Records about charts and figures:
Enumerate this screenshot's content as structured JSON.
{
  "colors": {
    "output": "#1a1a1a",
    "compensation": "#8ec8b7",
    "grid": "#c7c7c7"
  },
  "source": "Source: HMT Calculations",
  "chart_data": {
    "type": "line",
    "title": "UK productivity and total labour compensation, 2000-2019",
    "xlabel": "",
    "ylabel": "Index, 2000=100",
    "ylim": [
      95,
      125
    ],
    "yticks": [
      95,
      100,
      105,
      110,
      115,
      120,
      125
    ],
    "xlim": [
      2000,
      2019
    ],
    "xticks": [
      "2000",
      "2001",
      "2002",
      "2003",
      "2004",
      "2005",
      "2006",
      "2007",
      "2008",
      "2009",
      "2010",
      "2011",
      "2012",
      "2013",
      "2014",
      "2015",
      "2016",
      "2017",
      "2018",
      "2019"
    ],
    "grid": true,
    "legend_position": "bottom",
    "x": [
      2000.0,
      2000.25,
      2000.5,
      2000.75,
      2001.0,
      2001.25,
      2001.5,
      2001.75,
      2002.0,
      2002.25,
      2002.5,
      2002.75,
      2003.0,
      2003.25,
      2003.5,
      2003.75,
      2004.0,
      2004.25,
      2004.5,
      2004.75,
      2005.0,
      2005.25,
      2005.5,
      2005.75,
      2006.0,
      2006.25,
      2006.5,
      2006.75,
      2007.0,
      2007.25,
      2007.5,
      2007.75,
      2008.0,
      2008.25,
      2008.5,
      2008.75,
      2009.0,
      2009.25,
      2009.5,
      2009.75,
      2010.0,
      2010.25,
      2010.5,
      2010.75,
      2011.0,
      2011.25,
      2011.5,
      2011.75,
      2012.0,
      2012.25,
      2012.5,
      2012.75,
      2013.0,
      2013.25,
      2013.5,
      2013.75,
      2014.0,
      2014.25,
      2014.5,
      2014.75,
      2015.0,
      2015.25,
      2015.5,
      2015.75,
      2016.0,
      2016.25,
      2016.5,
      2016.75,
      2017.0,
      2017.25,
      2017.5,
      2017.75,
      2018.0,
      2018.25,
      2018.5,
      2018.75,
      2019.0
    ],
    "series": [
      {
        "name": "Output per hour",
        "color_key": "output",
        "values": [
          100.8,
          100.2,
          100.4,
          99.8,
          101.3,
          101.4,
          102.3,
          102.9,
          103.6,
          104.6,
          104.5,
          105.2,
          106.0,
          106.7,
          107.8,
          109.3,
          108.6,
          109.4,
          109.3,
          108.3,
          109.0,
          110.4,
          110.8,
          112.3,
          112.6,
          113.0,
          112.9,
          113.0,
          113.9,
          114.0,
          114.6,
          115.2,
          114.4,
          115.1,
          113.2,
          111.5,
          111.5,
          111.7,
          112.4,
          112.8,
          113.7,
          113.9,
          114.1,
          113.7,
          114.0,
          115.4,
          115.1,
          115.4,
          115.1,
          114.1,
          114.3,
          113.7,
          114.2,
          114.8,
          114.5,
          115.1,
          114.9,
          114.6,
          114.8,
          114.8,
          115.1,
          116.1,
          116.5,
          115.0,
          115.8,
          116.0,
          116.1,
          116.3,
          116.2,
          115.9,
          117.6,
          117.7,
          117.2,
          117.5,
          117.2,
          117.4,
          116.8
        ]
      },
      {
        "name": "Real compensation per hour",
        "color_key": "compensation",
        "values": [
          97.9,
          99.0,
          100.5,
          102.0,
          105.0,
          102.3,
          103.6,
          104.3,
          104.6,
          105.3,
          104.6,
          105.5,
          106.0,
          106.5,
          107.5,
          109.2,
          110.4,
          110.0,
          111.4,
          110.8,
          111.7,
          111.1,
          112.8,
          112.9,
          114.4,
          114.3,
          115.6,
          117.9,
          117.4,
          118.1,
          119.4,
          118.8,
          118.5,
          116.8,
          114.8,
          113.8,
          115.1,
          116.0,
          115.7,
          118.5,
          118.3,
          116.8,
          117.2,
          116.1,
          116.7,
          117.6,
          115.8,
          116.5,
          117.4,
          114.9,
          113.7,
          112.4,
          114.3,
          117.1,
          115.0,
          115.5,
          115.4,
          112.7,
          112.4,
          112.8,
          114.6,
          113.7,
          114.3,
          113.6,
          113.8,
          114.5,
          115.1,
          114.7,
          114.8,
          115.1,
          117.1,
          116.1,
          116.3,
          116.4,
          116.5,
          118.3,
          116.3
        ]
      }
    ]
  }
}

• **Exercise**:
Restate the whole listing exactly.

• **Result of the exercise**:
Enumerate this screenshot's content as structured JSON.
{
  "colors": {
    "output": "#1a1a1a",
    "compensation": "#8ec8b7",
    "grid": "#c7c7c7"
  },
  "source": "Source: HMT Calculations",
  "chart_data": {
    "type": "line",
    "title": "UK productivity and total labour compensation, 2000-2019",
    "xlabel": "",
    "ylabel": "Index, 2000=100",
    "ylim": [
      95,
      125
    ],
    "yticks": [
      95,
      100,
      105,
      110,
      115,
      120,
      125
    ],
    "xlim": [
      2000,
      2019
    ],
    "xticks": [
      "2000",
      "2001",
      "2002",
      "2003",
      "2004",
      "2005",
      "2006",
      "2007",
      "2008",
      "2009",
      "2010",
      "2011",
      "2012",
      "2013",
      "2014",
      "2015",
      "2016",
      "2017",
      "2018",
      "2019"
    ],
    "grid": true,
    "legend_position": "bottom",
    "x": [
      2000.0,
      2000.25,
      2000.5,
      2000.75,
      2001.0,
      2001.25,
      2001.5,
      2001.75,
      2002.0,
      2002.25,
      2002.5,
      2002.75,
      2003.0,
      2003.25,
      2003.5,
      2003.75,
      2004.0,
      2004.25,
      2004.5,
      2004.75,
      2005.0,
      2005.25,
      2005.5,
      2005.75,
      2006.0,
      2006.25,
      2006.5,
      2006.75,
      2007.0,
      2007.25,
      2007.5,
      2007.75,
      2008.0,
      2008.25,
      2008.5,
      2008.75,
      2009.0,
      2009.25,
      2009.5,
      2009.75,
      2010.0,
      2010.25,
      2010.5,
      2010.75,
      2011.0,
      2011.25,
      2011.5,
      2011.75,
      2012.0,
      2012.25,
      2012.5,
      2012.75,
      2013.0,
      2013.25,
      2013.5,
      2013.75,
      2014.0,
      2014.25,
      2014.5,
      2014.75,
      2015.0,
      2015.25,
      2015.5,
      2015.75,
      2016.0,
      2016.25,
      2016.5,
      2016.75,
      2017.0,
      2017.25,
      2017.5,
      2017.75,
      2018.0,
      2018.25,
      2018.5,
      2018.75,
      2019.0
    ],
    "series": [
      {
        "name": "Output per hour",
        "color_key": "output",
        "values": [
          100.8,
          100.2,
          100.4,
          99.8,
          101.3,
          101.4,
          102.3,
          102.9,
          103.6,
          104.6,
          104.5,
          105.2,
          106.0,
          106.7,
          107.8,
          109.3,
          108.6,
          109.4,
          109.3,
          108.3,
          109.0,
          110.4,
          110.8,
          112.3,
          112.6,
          113.0,
          112.9,
          113.0,
          113.9,
          114.0,
          114.6,
          115.2,
          114.4,
          115.1,
          113.2,
          111.5,
          111.5,
          111.7,
          112.4,
          112.8,
          113.7,
          113.9,
          114.1,
          113.7,
          114.0,
          115.4,
          115.1,
          115.4,
          115.1,
          114.1,
          114.3,
          113.7,
          114.2,
          114.8,
          114.5,
          115.1,
          114.9,
          114.6,
          114.8,
          114.8,
          115.1,
          116.1,
          116.5,
          115.0,
          115.8,
          116.0,
          116.1,
          116.3,
          116.2,
          115.9,
          117.6,
          117.7,
          117.2,
          117.5,
          117.2,
          117.4,
          116.8
        ]
      },
      {
        "name": "Real compensation per hour",
        "color_key": "compensation",
        "values": [
          97.9,
          99.0,
          100.5,
          102.0,
          105.0,
          102.3,
          103.6,
          104.3,
          104.6,
          105.3,
          104.6,
          105.5,
          106.0,
          106.5,
          107.5,
          109.2,
          110.4,
          110.0,
          111.4,
          110.8,
          111.7,
          111.1,
          112.8,
          112.9,
          114.4,
          114.3,
          115.6,
          117.9,
          117.4,
          118.1,
          119.4,
          118.8,
          118.5,
          116.8,
          114.8,
          113.8,
          115.1,
          116.0,
          115.7,
          118.5,
          118.3,
          116.8,
          117.2,
          116.1,
          116.7,
          117.6,
          115.8,
          116.5,
          117.4,
          114.9,
          113.7,
          112.4,
          114.3,
          117.1,
          115.0,
          115.5,
          115.4,
          112.7,
          112.4,
          112.8,
          114.6,
          113.7,
          114.3,
          113.6,
          113.8,
          114.5,
          115.1,
          114.7,
          114.8,
          115.1,
          117.1,
          116.1,
          116.3,
          116.4,
          116.5,
          118.3,
          116.3
        ]
      }
    ]
  }
}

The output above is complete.